GIVEN TEXT =
The newly opened Sylvia Theater in York, SC, is hosting an "Open Talent Call" on Saturday, August 24. The daylong open mic session will run from 12noon-6pm. To get your name added to the list of performers, contact Tom at feneeka@bellsouth.com or call 803-684-5590. For more details on the theater or for directions, check out www.secondwindmusic.com/ST.

The Scott McCloud Group are scheduled to perform at the US Open Tennis Tournament in NYC from August 31 to September 7. For more info, go to www.scottmccloud.net.

We're sad to report that Ellen Gray died earlier this month from complications of breast cancer. Gray played bass with the Charlotte band Bark along with former husband Greg Hawks, and with the Two Dollar Pistols in Chapel Hill. While in Charlotte, she was an active part of the musical community.

SUPPLIED DATA =

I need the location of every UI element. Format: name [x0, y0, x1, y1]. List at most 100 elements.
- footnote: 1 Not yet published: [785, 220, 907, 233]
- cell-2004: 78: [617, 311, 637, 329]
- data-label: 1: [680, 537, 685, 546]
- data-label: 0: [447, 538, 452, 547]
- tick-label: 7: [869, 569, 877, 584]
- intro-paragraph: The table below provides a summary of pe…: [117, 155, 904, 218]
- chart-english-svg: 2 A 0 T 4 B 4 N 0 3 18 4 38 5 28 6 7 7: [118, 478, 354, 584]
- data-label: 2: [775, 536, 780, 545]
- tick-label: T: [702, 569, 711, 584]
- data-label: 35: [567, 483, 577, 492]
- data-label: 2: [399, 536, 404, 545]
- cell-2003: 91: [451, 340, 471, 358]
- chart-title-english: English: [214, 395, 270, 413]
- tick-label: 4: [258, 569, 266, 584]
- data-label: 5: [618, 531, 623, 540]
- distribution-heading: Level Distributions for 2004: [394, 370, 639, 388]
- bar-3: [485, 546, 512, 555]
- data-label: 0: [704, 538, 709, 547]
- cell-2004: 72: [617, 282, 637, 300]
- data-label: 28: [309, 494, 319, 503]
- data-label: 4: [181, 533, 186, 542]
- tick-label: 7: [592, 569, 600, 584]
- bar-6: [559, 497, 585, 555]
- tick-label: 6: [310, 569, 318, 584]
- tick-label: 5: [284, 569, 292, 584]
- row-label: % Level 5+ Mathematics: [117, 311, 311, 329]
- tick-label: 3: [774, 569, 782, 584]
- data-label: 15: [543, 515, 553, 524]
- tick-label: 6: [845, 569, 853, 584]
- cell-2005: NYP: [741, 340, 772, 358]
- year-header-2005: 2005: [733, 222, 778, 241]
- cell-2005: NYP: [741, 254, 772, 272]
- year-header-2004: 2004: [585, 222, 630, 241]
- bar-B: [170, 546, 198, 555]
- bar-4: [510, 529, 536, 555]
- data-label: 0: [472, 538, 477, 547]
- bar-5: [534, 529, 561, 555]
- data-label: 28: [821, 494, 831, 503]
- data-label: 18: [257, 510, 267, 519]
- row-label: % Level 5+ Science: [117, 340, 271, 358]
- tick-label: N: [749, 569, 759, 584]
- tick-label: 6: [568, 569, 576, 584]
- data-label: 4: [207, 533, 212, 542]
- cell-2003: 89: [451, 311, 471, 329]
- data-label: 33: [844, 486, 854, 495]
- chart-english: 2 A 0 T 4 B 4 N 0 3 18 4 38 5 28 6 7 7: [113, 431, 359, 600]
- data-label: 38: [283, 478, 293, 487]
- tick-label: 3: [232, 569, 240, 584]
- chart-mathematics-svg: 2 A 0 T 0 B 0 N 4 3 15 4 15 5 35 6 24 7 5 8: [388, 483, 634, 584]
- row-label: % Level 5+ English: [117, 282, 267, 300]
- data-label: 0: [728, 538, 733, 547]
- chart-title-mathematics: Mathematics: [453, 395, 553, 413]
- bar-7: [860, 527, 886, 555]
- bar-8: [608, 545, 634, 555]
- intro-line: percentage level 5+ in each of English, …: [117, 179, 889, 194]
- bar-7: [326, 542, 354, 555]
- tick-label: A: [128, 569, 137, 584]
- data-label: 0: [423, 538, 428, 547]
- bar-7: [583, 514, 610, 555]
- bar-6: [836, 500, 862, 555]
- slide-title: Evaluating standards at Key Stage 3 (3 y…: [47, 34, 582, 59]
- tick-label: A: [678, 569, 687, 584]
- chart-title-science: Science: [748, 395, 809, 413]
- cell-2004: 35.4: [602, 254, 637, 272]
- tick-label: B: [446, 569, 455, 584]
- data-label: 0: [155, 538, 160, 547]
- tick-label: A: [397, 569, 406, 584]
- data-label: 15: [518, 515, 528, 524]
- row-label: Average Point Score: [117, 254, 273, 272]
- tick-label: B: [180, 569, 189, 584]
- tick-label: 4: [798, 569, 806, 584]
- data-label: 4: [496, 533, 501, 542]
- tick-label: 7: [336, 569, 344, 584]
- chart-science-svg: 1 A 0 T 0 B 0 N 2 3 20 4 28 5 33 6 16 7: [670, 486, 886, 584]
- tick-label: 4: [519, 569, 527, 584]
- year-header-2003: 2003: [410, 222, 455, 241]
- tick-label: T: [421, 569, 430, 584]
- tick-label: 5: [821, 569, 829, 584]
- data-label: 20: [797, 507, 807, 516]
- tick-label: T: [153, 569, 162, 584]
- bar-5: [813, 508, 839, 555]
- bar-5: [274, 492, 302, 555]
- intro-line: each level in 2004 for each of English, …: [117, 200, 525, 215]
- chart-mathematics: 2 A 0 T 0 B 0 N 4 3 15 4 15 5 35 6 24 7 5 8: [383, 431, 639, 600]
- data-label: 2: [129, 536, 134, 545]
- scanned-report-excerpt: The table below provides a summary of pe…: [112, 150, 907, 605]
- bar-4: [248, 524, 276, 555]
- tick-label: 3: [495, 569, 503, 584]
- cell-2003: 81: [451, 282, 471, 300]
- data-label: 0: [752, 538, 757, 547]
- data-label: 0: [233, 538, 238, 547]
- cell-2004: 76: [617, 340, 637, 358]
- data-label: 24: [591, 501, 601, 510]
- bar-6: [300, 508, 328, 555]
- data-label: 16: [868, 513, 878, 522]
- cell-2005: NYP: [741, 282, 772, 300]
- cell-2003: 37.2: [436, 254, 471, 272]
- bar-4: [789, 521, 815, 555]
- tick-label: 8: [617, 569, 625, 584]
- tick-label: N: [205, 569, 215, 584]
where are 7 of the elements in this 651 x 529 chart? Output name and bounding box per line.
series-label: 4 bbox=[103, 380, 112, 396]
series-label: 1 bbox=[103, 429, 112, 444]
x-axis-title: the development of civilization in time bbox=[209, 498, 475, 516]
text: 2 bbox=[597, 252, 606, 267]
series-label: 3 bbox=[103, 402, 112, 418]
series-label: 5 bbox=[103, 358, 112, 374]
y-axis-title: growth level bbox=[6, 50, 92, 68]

WHAT THIS TASK INVOLVES =
Continue the music news roundup about the Sylvia Theater, the Scott McCloud Group and Ellen Gray, starting after its final sentence.

ANSWER SECTION =
Cup a Joe have disbanded after a four-year run. Lead vocalist Joe Estes and lead guitarist John Vargosko have already formed a new band called The Dangerfields. They've recruited Tony Lee, formerly of Treadmill Trackstar, to play drums. The new group is currently working on new original material and have plans to debut this fall. For more info, go to the band's new website at www.thedangerfields.net.

Bassist Eddie Cales has parted ways with Sideways Eight. After auditioning players last month, they've recruited Kenny Heim as Cales' replacement. Fill-in bassist Darrin Watts, however, will continue to play with the band for some upcoming appearances.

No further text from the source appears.